#### What is asked:
From the listing below, return each line that includes "emoji".
--- Start ---
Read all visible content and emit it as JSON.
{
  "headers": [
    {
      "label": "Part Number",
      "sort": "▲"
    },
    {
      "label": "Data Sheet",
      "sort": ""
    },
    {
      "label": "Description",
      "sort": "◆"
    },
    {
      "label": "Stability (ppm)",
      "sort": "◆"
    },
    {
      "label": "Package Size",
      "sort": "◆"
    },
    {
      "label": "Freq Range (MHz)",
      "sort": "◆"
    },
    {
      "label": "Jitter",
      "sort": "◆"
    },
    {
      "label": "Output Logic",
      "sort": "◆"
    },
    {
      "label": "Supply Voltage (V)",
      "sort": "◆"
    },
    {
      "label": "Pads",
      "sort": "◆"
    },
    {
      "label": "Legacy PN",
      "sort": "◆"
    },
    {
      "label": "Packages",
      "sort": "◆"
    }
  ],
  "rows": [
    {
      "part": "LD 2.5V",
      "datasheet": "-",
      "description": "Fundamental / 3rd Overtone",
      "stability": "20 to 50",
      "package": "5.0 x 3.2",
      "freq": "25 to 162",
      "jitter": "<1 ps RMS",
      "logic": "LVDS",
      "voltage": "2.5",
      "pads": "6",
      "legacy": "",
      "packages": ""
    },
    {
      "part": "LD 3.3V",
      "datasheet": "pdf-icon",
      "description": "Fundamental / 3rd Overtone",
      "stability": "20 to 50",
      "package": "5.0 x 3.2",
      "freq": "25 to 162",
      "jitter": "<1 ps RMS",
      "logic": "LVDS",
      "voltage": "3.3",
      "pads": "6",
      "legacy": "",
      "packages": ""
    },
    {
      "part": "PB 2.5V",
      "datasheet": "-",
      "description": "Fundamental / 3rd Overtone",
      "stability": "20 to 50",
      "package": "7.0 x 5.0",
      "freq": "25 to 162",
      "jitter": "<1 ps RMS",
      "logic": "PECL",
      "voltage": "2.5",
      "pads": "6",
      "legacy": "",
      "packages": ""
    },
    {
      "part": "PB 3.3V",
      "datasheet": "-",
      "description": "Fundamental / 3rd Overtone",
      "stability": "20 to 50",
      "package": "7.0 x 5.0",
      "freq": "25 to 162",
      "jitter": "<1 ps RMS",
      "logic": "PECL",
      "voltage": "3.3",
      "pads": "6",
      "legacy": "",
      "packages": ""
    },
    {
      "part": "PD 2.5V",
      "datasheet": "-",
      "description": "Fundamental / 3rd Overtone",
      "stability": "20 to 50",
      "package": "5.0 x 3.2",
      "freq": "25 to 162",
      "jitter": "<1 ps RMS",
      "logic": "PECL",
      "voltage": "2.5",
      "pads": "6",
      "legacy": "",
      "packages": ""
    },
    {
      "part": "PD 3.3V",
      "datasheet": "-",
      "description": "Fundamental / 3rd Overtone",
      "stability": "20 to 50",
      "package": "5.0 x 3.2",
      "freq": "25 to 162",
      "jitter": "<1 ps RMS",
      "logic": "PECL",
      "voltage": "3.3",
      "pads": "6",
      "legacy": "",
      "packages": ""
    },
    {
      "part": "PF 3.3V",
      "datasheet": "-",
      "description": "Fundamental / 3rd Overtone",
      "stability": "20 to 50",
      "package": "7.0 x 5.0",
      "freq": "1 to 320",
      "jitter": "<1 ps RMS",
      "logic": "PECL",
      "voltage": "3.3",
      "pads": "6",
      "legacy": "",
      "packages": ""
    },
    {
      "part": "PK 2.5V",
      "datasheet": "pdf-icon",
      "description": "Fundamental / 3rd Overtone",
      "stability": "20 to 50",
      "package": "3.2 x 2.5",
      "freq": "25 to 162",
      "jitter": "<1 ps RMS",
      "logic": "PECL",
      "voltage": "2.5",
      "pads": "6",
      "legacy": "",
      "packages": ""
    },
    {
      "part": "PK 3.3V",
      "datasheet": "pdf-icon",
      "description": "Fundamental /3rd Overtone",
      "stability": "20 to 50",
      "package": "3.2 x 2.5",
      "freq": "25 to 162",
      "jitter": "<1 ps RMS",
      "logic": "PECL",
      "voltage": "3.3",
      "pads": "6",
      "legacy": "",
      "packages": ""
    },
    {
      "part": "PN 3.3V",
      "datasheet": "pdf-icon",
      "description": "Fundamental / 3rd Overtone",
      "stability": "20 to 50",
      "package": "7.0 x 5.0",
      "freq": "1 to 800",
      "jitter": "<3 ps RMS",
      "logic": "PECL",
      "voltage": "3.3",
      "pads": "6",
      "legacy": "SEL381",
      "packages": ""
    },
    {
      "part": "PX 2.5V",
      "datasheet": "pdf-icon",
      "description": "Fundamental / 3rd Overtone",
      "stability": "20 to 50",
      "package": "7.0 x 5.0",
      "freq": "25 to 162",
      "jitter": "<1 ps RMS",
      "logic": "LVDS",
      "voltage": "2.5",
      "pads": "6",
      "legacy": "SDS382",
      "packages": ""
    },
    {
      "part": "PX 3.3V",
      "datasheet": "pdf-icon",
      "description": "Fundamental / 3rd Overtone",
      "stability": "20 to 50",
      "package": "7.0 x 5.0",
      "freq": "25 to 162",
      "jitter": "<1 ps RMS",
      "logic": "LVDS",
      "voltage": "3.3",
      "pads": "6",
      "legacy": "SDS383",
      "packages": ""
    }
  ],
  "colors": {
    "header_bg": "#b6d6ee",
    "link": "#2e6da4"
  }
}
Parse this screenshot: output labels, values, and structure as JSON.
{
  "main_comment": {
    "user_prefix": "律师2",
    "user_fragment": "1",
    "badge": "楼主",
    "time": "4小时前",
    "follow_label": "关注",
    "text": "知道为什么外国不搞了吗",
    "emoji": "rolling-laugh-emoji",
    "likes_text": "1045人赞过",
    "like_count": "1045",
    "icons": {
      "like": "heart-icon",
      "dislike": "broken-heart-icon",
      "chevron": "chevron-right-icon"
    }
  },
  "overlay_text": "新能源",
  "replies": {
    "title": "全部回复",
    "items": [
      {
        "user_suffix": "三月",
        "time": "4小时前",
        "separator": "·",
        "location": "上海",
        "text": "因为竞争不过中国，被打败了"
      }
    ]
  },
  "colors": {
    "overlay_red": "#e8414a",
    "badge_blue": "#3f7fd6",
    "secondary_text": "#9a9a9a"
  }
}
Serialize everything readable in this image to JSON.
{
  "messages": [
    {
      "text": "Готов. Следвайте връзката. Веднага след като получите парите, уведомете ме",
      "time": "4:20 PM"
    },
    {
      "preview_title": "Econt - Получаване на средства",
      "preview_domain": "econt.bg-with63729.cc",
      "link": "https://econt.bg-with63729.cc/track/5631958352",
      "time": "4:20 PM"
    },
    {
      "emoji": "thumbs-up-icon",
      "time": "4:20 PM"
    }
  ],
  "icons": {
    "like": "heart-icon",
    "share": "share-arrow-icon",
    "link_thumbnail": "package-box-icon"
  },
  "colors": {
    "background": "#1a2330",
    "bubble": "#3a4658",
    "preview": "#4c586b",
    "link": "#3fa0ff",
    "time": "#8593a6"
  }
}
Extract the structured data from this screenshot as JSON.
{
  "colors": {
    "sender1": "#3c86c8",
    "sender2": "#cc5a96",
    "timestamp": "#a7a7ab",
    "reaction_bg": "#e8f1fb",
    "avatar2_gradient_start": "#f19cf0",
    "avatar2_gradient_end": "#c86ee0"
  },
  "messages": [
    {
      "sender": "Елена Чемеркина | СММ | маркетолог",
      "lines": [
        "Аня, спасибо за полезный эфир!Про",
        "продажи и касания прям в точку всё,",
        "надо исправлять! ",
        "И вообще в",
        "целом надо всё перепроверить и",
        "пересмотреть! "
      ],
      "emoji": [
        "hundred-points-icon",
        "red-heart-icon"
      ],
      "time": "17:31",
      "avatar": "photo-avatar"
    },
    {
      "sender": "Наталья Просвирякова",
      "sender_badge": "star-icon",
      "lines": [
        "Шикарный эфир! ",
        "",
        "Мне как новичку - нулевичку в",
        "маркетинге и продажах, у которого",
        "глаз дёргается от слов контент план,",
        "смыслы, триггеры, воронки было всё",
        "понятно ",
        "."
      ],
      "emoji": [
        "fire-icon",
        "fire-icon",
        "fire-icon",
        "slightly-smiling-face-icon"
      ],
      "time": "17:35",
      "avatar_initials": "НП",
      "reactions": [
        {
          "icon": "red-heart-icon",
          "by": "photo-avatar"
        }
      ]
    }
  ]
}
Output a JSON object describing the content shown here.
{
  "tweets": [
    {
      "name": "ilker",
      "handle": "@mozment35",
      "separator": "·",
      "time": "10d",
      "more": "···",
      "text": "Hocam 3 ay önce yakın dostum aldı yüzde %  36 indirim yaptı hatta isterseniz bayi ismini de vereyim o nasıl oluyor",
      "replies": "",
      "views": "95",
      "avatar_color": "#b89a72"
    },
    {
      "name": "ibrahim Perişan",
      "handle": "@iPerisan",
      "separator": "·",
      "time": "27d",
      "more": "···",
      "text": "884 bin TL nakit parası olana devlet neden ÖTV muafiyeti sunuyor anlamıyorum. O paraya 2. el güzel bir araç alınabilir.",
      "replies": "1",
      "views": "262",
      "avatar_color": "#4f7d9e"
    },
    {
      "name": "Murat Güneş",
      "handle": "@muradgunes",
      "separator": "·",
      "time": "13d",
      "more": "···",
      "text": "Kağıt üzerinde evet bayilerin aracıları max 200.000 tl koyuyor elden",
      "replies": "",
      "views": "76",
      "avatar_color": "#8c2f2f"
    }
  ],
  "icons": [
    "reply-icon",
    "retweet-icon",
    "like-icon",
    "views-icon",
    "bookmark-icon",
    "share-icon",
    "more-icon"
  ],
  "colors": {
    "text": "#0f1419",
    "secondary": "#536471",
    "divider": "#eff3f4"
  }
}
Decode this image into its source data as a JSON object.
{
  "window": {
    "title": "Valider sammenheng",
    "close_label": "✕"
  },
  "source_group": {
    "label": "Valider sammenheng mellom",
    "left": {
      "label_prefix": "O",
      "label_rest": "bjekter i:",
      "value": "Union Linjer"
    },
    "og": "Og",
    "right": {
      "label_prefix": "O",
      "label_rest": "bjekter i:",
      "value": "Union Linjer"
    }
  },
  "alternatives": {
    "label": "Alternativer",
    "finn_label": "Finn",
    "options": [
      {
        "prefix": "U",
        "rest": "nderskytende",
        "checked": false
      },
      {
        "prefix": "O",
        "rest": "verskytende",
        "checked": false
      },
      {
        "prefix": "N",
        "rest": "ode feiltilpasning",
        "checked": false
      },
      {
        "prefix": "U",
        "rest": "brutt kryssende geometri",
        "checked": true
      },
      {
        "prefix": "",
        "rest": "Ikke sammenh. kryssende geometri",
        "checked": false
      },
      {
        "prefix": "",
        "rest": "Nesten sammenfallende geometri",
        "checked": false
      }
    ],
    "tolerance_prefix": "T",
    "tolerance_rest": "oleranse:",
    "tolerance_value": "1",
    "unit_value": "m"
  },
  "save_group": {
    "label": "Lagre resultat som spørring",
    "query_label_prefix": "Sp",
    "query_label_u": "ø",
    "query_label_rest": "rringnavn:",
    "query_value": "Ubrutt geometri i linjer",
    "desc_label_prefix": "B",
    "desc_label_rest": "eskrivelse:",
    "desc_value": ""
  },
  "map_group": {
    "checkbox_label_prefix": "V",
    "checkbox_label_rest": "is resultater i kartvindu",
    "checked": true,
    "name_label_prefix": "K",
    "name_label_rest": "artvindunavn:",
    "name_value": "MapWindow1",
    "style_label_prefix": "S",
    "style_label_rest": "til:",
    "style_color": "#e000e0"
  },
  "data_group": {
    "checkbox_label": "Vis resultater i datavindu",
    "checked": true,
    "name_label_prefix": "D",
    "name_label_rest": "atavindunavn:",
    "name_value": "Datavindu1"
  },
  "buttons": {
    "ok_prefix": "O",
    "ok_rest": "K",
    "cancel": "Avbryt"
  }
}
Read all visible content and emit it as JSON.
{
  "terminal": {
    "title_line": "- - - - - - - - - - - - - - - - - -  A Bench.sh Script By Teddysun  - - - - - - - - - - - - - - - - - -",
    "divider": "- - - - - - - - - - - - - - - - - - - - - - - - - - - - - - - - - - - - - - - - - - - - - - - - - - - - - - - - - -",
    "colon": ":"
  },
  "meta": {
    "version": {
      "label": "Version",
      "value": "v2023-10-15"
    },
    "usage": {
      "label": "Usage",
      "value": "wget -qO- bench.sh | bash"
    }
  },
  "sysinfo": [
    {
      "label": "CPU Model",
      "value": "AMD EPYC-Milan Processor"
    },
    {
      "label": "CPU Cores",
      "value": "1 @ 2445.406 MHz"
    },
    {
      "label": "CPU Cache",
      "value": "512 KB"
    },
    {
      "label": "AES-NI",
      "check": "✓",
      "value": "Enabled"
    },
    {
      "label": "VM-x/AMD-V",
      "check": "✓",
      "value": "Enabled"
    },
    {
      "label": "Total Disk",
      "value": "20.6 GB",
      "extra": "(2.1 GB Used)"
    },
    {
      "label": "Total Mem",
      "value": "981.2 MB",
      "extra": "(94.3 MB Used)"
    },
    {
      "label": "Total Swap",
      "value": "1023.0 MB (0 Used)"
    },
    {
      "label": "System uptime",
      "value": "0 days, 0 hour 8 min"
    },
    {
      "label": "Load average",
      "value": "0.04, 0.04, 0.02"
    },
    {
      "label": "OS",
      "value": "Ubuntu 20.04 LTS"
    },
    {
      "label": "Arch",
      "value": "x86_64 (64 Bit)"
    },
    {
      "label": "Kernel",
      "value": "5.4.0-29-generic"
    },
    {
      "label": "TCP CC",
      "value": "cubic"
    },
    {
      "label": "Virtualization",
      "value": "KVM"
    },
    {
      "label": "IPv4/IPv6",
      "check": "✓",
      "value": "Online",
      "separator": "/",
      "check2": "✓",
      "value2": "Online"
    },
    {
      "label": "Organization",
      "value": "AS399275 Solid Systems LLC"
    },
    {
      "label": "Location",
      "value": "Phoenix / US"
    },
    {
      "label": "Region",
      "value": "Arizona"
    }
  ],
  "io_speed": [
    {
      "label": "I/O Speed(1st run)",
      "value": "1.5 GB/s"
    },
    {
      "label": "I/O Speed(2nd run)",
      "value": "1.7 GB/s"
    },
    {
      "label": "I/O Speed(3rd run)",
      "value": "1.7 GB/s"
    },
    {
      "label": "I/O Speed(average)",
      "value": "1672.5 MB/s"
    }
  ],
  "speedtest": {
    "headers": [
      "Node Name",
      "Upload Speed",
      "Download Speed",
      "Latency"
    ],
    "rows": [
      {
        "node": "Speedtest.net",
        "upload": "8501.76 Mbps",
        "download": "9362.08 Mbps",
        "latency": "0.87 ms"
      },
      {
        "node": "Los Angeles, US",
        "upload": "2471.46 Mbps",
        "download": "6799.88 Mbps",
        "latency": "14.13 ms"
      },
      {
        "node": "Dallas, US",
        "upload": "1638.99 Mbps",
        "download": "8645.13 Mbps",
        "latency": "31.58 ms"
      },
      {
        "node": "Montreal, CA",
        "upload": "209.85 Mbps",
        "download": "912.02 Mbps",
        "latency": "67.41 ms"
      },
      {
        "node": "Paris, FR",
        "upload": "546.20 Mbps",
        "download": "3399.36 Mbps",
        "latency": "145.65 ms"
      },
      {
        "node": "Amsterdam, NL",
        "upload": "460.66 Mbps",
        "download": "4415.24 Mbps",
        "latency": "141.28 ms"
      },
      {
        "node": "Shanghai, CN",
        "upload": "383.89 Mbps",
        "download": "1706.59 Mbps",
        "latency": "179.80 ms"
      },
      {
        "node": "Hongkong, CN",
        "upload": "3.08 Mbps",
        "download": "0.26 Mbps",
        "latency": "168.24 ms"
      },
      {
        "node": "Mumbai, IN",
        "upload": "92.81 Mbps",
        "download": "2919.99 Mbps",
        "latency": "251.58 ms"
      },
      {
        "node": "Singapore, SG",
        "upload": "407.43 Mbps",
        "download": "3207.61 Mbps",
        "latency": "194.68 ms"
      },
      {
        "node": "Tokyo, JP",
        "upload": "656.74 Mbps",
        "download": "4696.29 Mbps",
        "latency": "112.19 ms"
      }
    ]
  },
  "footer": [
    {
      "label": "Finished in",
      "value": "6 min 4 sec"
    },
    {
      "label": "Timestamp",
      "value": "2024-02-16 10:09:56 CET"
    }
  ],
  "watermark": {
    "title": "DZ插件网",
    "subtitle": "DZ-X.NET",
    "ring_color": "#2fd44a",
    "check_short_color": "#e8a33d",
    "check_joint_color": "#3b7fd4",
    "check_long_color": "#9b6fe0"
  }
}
--- End ---
#### Output of the exercise:
    "emoji": "rolling-laugh-emoji",
      "emoji": "thumbs-up-icon",
      "emoji": [
      "emoji": [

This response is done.